Copy every line of the records below that holds the word "приложении".

─── DATA LISTING ───

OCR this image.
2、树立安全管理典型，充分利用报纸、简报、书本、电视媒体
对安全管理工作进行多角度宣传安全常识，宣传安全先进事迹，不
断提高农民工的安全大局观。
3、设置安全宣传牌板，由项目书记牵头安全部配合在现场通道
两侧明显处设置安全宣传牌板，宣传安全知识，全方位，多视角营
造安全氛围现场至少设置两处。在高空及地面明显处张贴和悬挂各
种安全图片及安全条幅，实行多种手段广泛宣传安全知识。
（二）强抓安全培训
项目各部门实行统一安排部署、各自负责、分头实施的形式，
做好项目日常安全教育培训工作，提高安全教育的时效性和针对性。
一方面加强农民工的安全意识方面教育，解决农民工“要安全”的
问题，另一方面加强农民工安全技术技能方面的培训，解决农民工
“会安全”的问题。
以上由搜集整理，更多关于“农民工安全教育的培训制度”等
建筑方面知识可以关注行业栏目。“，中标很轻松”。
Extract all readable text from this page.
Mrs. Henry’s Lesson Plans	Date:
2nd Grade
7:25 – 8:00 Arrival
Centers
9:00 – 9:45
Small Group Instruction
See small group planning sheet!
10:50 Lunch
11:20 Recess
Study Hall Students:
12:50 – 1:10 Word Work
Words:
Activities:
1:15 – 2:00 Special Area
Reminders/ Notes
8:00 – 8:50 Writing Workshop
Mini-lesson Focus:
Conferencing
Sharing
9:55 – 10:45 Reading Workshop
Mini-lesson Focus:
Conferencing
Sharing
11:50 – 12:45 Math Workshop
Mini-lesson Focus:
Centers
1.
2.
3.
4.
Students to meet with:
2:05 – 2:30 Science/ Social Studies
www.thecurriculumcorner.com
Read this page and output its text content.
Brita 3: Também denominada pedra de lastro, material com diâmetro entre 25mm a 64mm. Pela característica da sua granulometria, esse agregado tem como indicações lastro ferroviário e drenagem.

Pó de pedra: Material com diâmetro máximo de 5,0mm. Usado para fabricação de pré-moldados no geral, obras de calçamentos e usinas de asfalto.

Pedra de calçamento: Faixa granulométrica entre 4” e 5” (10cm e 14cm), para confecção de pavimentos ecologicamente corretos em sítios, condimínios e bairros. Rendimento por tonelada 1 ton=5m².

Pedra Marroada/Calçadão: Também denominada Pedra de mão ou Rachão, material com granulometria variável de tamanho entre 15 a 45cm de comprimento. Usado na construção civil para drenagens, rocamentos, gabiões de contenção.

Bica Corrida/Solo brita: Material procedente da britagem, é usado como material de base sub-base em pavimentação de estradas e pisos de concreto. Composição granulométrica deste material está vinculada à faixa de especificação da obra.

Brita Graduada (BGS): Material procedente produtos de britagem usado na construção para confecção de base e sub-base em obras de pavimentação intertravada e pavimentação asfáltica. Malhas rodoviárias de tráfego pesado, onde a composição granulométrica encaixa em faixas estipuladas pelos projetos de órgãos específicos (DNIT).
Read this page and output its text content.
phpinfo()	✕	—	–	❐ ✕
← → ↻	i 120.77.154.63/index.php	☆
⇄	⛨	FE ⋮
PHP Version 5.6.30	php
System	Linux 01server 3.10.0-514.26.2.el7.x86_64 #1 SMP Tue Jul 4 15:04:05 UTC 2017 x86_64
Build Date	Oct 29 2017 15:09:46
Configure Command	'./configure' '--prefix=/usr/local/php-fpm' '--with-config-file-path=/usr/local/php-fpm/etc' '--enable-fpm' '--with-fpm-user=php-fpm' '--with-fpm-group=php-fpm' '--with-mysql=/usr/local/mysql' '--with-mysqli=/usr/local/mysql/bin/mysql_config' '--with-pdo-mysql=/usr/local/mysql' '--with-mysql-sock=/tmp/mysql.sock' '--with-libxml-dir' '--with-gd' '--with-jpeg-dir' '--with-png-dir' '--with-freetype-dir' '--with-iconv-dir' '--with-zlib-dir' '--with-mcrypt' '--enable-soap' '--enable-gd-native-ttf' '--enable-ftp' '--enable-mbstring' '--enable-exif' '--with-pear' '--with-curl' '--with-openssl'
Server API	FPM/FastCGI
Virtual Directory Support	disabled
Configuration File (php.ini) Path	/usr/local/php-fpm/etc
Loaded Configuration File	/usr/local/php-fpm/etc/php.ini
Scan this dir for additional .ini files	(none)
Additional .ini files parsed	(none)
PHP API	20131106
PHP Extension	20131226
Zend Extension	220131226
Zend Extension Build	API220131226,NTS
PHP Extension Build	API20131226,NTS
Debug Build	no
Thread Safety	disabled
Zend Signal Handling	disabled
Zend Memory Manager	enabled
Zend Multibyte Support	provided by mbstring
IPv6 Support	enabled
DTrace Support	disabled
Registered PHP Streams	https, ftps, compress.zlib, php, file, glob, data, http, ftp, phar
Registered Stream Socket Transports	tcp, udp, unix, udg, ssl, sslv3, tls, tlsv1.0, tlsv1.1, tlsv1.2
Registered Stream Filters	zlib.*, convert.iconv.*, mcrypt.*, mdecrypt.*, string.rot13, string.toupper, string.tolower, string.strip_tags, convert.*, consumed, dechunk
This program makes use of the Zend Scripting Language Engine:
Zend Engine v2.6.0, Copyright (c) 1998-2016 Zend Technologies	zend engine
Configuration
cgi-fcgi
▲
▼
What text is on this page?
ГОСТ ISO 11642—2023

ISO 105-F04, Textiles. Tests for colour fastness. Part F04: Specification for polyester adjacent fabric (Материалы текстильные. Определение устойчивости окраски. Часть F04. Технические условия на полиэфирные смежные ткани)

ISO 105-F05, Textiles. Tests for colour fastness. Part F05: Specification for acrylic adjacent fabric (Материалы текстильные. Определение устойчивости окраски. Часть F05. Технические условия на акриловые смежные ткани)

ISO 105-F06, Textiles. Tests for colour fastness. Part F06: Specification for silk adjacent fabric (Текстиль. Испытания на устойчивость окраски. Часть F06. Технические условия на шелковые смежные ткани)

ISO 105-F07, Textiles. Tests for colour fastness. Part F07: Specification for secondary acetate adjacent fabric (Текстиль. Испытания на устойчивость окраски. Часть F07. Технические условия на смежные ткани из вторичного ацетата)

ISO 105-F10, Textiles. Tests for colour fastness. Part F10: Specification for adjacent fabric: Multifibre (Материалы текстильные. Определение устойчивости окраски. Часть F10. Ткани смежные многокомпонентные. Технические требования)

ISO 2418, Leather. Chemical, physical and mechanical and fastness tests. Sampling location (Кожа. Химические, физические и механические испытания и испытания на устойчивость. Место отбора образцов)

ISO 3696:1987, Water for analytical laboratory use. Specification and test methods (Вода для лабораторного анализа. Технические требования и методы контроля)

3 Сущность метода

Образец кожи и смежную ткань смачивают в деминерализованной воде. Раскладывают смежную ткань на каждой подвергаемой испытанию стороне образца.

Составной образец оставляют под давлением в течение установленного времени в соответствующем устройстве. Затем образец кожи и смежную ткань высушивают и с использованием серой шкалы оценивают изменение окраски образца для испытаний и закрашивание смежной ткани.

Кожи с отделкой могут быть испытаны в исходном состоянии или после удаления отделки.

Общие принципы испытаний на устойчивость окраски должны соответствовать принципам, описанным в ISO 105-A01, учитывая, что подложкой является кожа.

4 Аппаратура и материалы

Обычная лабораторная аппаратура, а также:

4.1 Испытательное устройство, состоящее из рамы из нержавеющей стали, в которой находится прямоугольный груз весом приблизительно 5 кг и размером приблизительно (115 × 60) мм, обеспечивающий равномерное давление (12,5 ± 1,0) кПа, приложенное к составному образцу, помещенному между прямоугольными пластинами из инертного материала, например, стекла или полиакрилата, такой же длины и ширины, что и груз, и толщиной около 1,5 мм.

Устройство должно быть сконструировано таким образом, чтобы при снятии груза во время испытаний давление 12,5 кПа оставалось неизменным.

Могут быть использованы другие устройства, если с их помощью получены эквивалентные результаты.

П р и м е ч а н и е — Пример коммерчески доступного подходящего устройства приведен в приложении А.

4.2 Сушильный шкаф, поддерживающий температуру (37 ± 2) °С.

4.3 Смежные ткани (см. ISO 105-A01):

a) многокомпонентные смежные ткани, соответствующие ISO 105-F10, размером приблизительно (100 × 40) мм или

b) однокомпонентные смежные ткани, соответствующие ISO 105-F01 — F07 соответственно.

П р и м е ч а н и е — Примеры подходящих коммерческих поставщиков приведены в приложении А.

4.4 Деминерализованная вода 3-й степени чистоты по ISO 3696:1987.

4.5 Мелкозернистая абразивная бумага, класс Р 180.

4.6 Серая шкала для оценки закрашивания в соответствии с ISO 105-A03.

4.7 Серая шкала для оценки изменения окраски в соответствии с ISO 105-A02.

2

───

_TASK OUTPUT_:
П р и м е ч а н и е — Пример коммерчески доступного подходящего устройства приведен в приложении А.
П р и м е ч а н и е — Примеры подходящих коммерческих поставщиков приведены в приложении А.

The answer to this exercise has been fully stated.